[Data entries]

## BEGIN

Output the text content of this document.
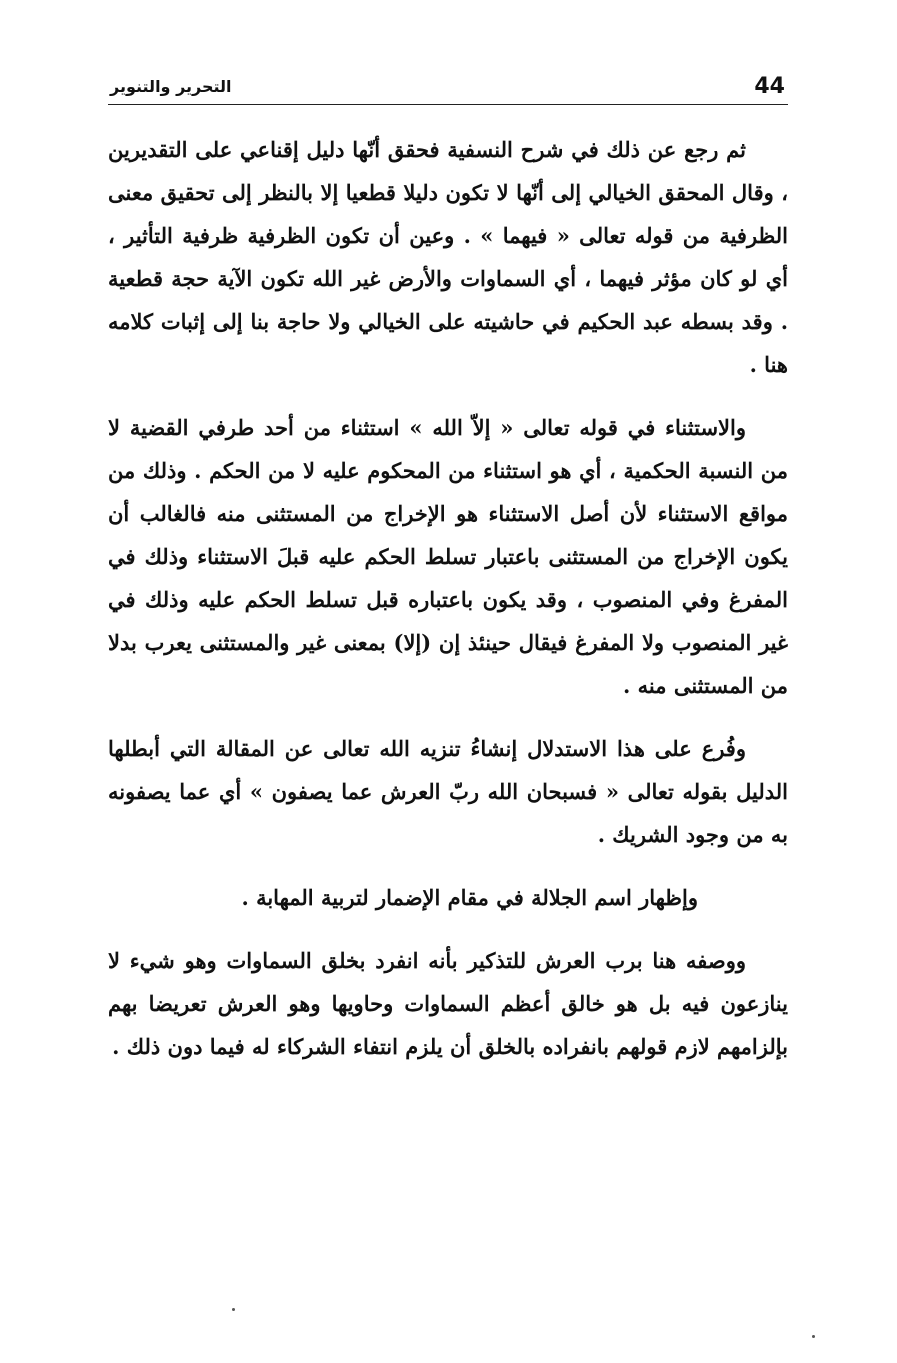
44
التحرير والتنوير

ثم رجع عن ذلك في شرح النسفية فحقق أنّها دليل إقناعي على التقديرين ، وقال المحقق الخيالي إلى أنّها لا تكون دليلا قطعيا إلا بالنظر إلى تحقيق معنى الظرفية من قوله تعالى « فيهما » . وعين أن تكون الظرفية ظرفية التأثير ، أي لو كان مؤثر فيهما ، أي السماوات والأرض غير الله تكون الآية حجة قطعية . وقد بسطه عبد الحكيم في حاشيته على الخيالي ولا حاجة بنا إلى إثبات كلامه هنا .

والاستثناء في قوله تعالى « إلاّ الله » استثناء من أحد طرفي القضية لا من النسبة الحكمية ، أي هو استثناء من المحكوم عليه لا من الحكم . وذلك من مواقع الاستثناء لأن أصل الاستثناء هو الإخراج من المستثنى منه فالغالب أن يكون الإخراج من المستثنى باعتبار تسلط الحكم عليه قبلَ الاستثناء وذلك في المفرغ وفي المنصوب ، وقد يكون باعتباره قبل تسلط الحكم عليه وذلك في غير المنصوب ولا المفرغ فيقال حينئذ إن (إلا) بمعنى غير والمستثنى يعرب بدلا من المستثنى منه .

وفُرع على هذا الاستدلال إنشاءُ تنزيه الله تعالى عن المقالة التي أبطلها الدليل بقوله تعالى « فسبحان الله ربّ العرش عما يصفون » أي عما يصفونه به من وجود الشريك .

وإظهار اسم الجلالة في مقام الإضمار لتربية المهابة .

ووصفه هنا برب العرش للتذكير بأنه انفرد بخلق السماوات وهو شيء لا ينازعون فيه بل هو خالق أعظم السماوات وحاويها وهو العرش تعريضا بهم بإلزامهم لازم قولهم بانفراده بالخلق أن يلزم انتفاء الشركاء له فيما دون ذلك .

## END

### [Task requirements]
Return the records exactly. Don't carry the pictures over.

### [Result for this exercise]
Output the text content of this document.
44
التحرير والتنوير

ثم رجع عن ذلك في شرح النسفية فحقق أنّها دليل إقناعي على التقديرين ، وقال المحقق الخيالي إلى أنّها لا تكون دليلا قطعيا إلا بالنظر إلى تحقيق معنى الظرفية من قوله تعالى « فيهما » . وعين أن تكون الظرفية ظرفية التأثير ، أي لو كان مؤثر فيهما ، أي السماوات والأرض غير الله تكون الآية حجة قطعية . وقد بسطه عبد الحكيم في حاشيته على الخيالي ولا حاجة بنا إلى إثبات كلامه هنا .

والاستثناء في قوله تعالى « إلاّ الله » استثناء من أحد طرفي القضية لا من النسبة الحكمية ، أي هو استثناء من المحكوم عليه لا من الحكم . وذلك من مواقع الاستثناء لأن أصل الاستثناء هو الإخراج من المستثنى منه فالغالب أن يكون الإخراج من المستثنى باعتبار تسلط الحكم عليه قبلَ الاستثناء وذلك في المفرغ وفي المنصوب ، وقد يكون باعتباره قبل تسلط الحكم عليه وذلك في غير المنصوب ولا المفرغ فيقال حينئذ إن (إلا) بمعنى غير والمستثنى يعرب بدلا من المستثنى منه .

وفُرع على هذا الاستدلال إنشاءُ تنزيه الله تعالى عن المقالة التي أبطلها الدليل بقوله تعالى « فسبحان الله ربّ العرش عما يصفون » أي عما يصفونه به من وجود الشريك .

وإظهار اسم الجلالة في مقام الإضمار لتربية المهابة .

ووصفه هنا برب العرش للتذكير بأنه انفرد بخلق السماوات وهو شيء لا ينازعون فيه بل هو خالق أعظم السماوات وحاويها وهو العرش تعريضا بهم بإلزامهم لازم قولهم بانفراده بالخلق أن يلزم انتفاء الشركاء له فيما دون ذلك .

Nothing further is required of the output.